Show all lines of the listing that hold the word "fluor".

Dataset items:
========================================
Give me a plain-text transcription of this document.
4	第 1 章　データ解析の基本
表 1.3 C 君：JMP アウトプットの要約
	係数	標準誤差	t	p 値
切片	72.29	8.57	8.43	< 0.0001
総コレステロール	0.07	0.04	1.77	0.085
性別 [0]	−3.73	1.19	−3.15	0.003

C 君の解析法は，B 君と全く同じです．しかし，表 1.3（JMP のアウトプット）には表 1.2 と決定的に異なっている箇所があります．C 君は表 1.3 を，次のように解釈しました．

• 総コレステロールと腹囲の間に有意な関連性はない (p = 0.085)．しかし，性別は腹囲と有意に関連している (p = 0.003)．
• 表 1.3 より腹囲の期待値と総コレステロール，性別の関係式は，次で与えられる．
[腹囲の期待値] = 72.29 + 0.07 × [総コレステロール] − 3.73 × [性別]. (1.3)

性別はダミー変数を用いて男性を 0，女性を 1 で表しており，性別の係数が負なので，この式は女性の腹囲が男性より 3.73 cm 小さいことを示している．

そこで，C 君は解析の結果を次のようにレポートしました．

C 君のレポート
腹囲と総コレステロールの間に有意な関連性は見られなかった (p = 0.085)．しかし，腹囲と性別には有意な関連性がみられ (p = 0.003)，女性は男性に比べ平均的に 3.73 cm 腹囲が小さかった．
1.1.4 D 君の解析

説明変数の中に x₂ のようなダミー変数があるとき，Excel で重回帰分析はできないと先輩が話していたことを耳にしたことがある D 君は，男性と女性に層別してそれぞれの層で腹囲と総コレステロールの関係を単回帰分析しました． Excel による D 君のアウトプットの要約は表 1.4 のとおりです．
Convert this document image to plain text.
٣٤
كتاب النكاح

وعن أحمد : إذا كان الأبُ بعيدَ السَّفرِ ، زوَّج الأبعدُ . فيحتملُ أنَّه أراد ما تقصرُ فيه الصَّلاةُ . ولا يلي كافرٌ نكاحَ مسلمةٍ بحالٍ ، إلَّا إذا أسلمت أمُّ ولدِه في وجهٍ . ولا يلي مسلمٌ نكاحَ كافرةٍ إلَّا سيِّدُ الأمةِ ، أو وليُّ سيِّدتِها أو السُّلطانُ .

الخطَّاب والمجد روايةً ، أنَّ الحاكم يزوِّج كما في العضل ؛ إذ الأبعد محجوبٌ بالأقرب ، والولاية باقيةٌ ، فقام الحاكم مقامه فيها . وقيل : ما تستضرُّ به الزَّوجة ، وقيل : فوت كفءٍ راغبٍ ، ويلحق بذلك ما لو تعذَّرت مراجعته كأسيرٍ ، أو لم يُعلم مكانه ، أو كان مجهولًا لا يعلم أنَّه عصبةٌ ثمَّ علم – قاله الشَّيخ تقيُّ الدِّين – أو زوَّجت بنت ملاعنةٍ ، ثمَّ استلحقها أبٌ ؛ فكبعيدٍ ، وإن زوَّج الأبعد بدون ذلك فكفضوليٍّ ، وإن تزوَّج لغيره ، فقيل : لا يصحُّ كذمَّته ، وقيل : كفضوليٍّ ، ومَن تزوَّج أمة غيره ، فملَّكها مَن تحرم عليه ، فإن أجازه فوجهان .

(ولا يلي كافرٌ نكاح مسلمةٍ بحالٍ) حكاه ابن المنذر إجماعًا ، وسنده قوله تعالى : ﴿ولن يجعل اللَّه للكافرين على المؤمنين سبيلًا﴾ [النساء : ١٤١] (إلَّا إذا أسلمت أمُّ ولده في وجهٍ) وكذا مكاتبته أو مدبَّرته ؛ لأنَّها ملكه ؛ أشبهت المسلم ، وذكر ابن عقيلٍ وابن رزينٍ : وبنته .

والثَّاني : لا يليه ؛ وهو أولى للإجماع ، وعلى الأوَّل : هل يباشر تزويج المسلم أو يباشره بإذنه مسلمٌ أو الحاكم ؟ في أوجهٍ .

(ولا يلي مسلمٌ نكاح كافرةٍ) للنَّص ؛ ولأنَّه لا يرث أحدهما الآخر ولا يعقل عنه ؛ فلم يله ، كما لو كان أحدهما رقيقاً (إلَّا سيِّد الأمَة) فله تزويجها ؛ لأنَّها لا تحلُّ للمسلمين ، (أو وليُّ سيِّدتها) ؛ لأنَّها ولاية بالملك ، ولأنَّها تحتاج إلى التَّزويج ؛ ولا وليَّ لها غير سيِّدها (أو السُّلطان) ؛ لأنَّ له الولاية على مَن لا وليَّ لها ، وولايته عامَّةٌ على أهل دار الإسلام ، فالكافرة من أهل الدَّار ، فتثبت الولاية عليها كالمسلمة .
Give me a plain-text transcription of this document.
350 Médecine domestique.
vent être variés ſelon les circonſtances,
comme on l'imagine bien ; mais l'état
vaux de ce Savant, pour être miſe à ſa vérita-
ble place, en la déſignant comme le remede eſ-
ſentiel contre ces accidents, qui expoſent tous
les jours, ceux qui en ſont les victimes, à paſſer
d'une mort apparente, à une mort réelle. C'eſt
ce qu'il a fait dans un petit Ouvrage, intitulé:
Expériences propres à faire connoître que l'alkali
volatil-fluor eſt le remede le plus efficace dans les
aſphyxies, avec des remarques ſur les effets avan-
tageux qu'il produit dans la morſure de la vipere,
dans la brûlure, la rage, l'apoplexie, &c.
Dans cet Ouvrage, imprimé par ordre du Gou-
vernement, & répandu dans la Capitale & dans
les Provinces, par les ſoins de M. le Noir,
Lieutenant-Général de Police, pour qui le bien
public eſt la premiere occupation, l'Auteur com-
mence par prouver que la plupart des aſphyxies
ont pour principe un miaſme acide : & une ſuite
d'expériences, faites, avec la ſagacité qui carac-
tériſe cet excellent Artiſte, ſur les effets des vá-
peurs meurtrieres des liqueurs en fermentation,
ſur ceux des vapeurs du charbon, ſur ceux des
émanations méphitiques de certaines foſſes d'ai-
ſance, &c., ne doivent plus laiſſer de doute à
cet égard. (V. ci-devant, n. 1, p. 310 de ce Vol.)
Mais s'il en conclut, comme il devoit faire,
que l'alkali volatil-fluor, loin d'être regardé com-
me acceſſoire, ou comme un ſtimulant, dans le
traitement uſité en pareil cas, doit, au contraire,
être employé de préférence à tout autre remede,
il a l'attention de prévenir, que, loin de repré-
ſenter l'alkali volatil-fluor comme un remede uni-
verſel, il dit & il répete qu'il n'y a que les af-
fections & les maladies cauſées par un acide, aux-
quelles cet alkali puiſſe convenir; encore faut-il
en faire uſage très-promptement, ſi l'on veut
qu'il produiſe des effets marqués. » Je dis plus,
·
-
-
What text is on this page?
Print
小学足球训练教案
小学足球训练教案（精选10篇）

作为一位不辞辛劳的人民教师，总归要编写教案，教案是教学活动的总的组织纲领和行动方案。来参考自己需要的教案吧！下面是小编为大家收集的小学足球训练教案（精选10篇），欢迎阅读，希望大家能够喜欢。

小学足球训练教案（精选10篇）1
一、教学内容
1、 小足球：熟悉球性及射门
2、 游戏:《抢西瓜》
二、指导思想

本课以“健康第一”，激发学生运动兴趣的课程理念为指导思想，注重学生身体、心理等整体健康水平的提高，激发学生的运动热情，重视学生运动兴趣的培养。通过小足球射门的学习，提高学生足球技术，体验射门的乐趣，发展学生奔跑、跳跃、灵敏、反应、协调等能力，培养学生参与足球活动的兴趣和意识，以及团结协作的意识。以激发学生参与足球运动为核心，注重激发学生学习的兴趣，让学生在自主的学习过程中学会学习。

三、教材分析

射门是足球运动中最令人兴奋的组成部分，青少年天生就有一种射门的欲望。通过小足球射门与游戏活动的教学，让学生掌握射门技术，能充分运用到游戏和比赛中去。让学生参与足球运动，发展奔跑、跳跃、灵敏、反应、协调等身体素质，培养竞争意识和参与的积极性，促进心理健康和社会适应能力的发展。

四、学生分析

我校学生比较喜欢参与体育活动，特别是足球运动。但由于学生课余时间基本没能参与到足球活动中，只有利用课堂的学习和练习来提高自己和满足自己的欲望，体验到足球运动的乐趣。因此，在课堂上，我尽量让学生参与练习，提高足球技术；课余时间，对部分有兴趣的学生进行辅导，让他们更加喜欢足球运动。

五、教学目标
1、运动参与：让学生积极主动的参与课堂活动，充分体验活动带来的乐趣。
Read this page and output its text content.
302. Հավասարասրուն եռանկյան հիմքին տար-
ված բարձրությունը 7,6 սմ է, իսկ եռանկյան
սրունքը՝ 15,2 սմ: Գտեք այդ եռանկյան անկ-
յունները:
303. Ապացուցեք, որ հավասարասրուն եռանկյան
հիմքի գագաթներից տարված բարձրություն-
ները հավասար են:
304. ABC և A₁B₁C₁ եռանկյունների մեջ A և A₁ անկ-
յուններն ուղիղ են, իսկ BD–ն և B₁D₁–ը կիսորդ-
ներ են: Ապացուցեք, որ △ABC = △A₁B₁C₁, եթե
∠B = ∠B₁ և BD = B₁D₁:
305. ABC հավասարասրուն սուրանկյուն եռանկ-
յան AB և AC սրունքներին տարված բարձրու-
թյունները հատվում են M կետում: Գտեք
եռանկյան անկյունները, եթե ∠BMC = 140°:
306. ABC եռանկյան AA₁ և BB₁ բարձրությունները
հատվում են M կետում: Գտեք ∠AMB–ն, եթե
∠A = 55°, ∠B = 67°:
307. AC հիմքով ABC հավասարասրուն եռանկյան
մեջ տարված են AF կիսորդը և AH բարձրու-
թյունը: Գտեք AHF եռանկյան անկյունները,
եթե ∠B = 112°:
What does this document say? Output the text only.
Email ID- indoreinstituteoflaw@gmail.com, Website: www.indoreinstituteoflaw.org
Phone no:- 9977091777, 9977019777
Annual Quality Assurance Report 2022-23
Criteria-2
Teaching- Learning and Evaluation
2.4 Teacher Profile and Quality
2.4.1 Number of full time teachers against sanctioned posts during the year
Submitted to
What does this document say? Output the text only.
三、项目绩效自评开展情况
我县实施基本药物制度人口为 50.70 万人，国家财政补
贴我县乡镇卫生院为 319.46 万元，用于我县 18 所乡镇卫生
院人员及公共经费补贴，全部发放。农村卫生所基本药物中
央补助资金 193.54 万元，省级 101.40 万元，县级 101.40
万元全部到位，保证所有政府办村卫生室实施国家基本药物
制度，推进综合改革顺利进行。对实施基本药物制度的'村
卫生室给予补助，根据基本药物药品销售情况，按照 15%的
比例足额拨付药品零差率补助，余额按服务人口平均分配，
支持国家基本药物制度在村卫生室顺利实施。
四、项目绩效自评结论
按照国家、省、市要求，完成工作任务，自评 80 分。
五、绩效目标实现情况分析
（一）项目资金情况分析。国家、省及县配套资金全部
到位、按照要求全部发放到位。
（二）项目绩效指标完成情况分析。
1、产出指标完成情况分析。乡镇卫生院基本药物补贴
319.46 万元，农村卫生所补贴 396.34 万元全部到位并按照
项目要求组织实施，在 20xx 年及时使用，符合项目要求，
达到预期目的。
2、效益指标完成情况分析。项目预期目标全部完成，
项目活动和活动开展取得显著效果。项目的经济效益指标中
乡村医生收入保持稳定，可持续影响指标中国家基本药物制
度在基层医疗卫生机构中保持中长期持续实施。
========================================
**Response to this exercise:**
volatil-fluor eſt le remede le plus efficace dans les
que l'alkali volatil-fluor, loin d'être regardé com-
ſenter l'alkali volatil-fluor comme un remede uni-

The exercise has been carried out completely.